Saved data entries
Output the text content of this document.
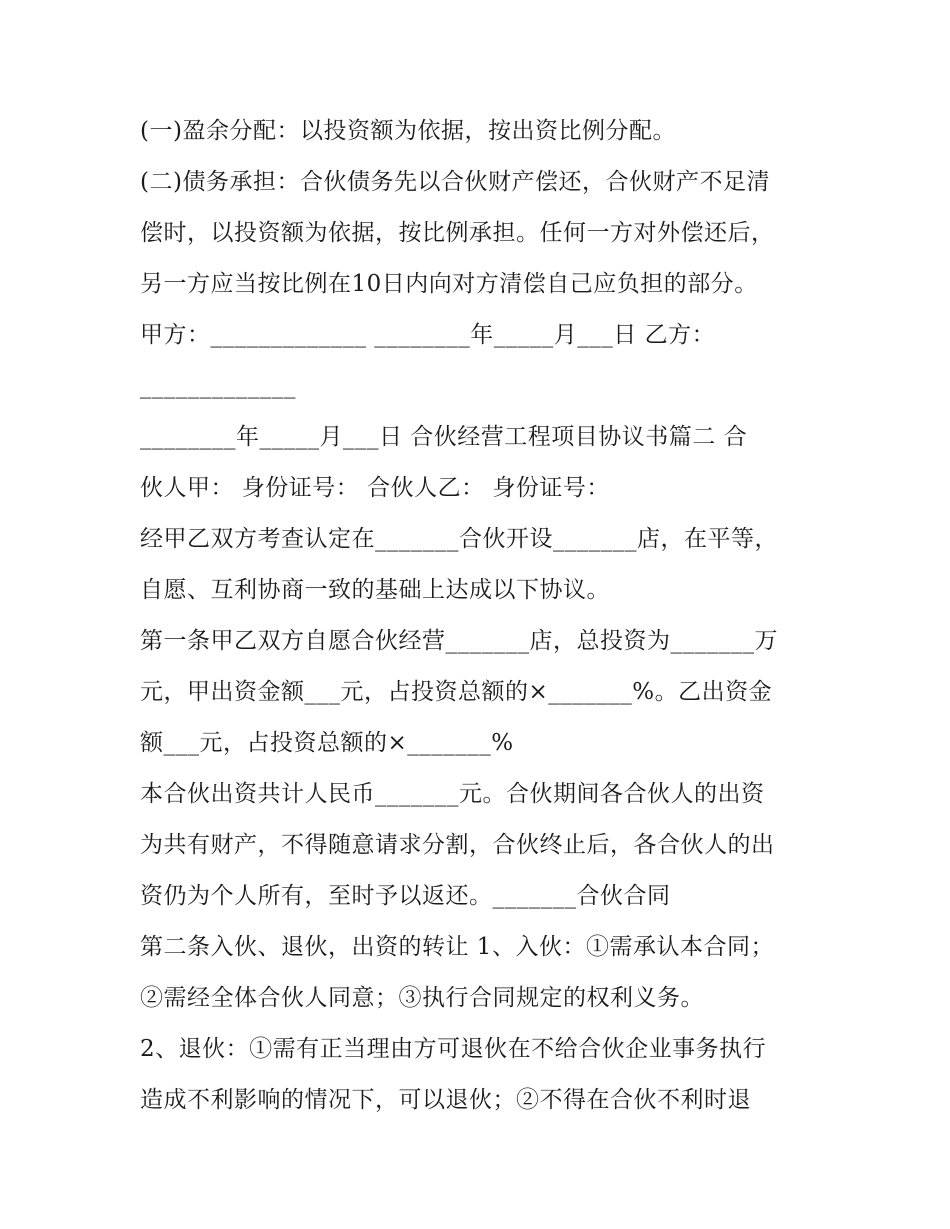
(一)盈余分配：以投资额为依据，按出资比例分配。
(二)债务承担：合伙债务先以合伙财产偿还，合伙财产不足清
偿时，以投资额为依据，按比例承担。任何一方对外偿还后，
另一方应当按比例在10日内向对方清偿自己应负担的部分。
甲方：_____________ ________年_____月___日 乙方：
_____________
________年_____月___日 合伙经营工程项目协议书篇二 合
伙人甲： 身份证号： 合伙人乙： 身份证号：
经甲乙双方考查认定在_______合伙开设_______店，在平等，
自愿、互利协商一致的基础上达成以下协议。
第一条甲乙双方自愿合伙经营_______店，总投资为_______万
元，甲出资金额___元，占投资总额的×_______%。乙出资金
额___元，占投资总额的×_______%
本合伙出资共计人民币_______元。合伙期间各合伙人的出资
为共有财产，不得随意请求分割，合伙终止后，各合伙人的出
资仍为个人所有，至时予以返还。_______合伙合同
第二条入伙、退伙，出资的转让 1、入伙：①需承认本合同；
②需经全体合伙人同意；③执行合同规定的权利义务。
2、退伙：①需有正当理由方可退伙在不给合伙企业事务执行
造成不利影响的情况下，可以退伙；②不得在合伙不利时退
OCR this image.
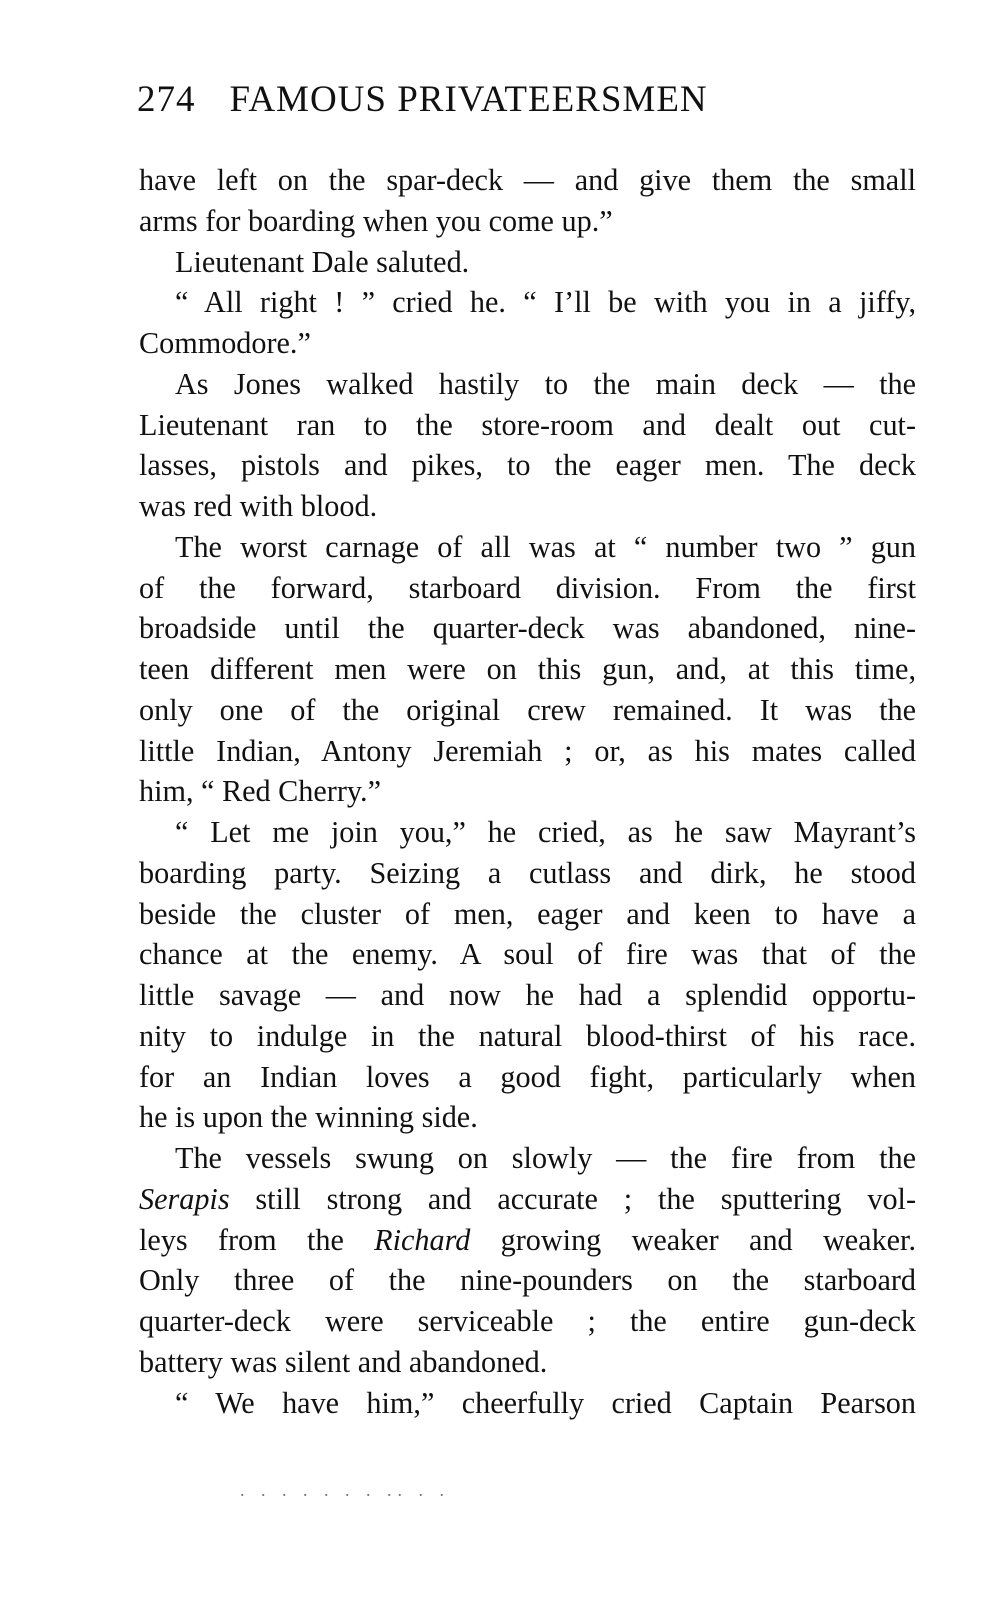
274 FAMOUS PRIVATEERSMEN
have left on the spar-deck — and give them the small
arms for boarding when you come up.”
Lieutenant Dale saluted.
“ All right ! ” cried he. “ I’ll be with you in a jiffy,
Commodore.”
As Jones walked hastily to the main deck — the
Lieutenant ran to the store-room and dealt out cut-
lasses, pistols and pikes, to the eager men. The deck
was red with blood.
The worst carnage of all was at “ number two ” gun
of the forward, starboard division. From the first
broadside until the quarter-deck was abandoned, nine-
teen different men were on this gun, and, at this time,
only one of the original crew remained. It was the
little Indian, Antony Jeremiah ; or, as his mates called
him, “ Red Cherry.”
“ Let me join you,” he cried, as he saw Mayrant’s
boarding party. Seizing a cutlass and dirk, he stood
beside the cluster of men, eager and keen to have a
chance at the enemy. A soul of fire was that of the
little savage — and now he had a splendid opportu-
nity to indulge in the natural blood-thirst of his race.
for an Indian loves a good fight, particularly when
he is upon the winning side.
The vessels swung on slowly — the fire from the
Serapis still strong and accurate ; the sputtering vol-
leys from the Richard growing weaker and weaker.
Only three of the nine-pounders on the starboard
quarter-deck were serviceable ; the entire gun-deck
battery was silent and abandoned.
“ We have him,” cheerfully cried Captain Pearson
. . . . . . . .. . .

§ **What is required**:
Report the number of lines in the listing where the string "Indian" appears, and nothing besides.

§ **Result**:
2